• _Set problem_:
For the data below, report only the number of lines containing the string "Unbrakonøgle".
--- start of Records ---
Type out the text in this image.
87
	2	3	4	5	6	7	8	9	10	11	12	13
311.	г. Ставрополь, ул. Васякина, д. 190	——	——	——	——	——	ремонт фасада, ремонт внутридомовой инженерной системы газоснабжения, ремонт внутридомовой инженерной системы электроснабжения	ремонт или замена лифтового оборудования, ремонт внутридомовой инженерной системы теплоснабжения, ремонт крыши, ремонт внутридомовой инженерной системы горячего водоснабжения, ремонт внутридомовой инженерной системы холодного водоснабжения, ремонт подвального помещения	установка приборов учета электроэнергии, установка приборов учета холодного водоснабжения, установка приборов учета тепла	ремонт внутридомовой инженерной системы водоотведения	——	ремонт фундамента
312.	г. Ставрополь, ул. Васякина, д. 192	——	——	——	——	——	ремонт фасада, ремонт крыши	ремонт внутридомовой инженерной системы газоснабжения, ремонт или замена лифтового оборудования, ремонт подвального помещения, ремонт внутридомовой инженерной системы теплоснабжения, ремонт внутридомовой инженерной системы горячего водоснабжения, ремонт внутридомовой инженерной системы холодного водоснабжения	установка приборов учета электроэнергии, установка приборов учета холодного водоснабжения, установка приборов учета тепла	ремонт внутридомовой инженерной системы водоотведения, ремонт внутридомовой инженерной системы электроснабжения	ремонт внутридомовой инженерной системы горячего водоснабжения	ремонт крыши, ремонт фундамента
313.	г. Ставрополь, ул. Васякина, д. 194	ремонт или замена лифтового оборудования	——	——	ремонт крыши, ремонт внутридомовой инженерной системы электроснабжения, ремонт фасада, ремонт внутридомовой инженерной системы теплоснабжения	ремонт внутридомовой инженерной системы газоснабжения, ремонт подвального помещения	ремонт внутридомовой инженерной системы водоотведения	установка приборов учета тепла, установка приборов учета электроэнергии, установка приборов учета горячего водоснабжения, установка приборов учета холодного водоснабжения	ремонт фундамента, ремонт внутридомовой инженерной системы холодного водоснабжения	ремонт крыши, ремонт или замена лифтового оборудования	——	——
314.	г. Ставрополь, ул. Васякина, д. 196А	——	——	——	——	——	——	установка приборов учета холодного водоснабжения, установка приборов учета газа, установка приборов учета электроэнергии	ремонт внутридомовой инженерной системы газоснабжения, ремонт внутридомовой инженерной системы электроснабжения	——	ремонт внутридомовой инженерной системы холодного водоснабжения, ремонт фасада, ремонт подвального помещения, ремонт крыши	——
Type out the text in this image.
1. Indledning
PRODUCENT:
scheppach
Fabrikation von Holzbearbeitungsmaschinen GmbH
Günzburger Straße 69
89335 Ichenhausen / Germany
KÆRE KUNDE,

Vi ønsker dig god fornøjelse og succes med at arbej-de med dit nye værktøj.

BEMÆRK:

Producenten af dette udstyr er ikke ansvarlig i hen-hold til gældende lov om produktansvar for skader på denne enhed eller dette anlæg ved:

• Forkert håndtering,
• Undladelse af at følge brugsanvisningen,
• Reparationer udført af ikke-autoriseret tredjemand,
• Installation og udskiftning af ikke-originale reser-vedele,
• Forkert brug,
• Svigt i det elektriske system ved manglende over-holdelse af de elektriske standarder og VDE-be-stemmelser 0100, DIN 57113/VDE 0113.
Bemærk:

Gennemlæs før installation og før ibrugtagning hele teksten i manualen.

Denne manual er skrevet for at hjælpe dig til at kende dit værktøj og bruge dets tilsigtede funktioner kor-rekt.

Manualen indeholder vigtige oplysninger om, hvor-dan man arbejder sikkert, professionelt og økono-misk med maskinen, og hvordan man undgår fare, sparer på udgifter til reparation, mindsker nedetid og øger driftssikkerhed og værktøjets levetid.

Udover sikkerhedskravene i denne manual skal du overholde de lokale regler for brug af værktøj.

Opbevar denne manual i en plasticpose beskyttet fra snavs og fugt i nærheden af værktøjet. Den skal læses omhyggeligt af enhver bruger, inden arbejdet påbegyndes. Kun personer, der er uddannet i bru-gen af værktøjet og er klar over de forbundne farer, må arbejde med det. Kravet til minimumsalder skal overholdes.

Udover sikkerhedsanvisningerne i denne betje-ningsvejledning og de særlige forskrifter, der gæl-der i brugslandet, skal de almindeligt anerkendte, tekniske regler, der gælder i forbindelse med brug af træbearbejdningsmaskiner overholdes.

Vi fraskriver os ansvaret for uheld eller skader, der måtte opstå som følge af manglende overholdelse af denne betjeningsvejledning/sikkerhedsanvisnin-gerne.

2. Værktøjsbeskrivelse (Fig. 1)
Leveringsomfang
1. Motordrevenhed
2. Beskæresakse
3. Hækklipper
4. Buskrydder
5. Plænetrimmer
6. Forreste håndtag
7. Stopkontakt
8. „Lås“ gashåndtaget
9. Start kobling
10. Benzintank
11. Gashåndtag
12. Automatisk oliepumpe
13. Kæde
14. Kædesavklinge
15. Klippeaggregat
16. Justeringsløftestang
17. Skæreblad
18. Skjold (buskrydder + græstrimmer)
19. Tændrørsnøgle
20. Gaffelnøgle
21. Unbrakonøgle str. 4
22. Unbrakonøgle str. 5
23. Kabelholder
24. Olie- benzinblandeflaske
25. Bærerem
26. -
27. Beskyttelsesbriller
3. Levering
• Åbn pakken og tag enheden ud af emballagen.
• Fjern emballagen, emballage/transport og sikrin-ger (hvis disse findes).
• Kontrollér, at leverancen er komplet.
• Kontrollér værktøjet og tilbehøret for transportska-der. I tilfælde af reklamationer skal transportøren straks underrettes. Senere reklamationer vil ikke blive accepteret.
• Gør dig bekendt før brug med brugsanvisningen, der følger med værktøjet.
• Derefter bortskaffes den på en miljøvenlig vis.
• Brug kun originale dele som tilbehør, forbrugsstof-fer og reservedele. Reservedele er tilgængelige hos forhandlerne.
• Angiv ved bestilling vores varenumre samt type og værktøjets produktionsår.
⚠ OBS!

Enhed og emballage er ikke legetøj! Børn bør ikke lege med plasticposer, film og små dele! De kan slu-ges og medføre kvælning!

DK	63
--- end of Records ---
• _Result of the exercise_:
2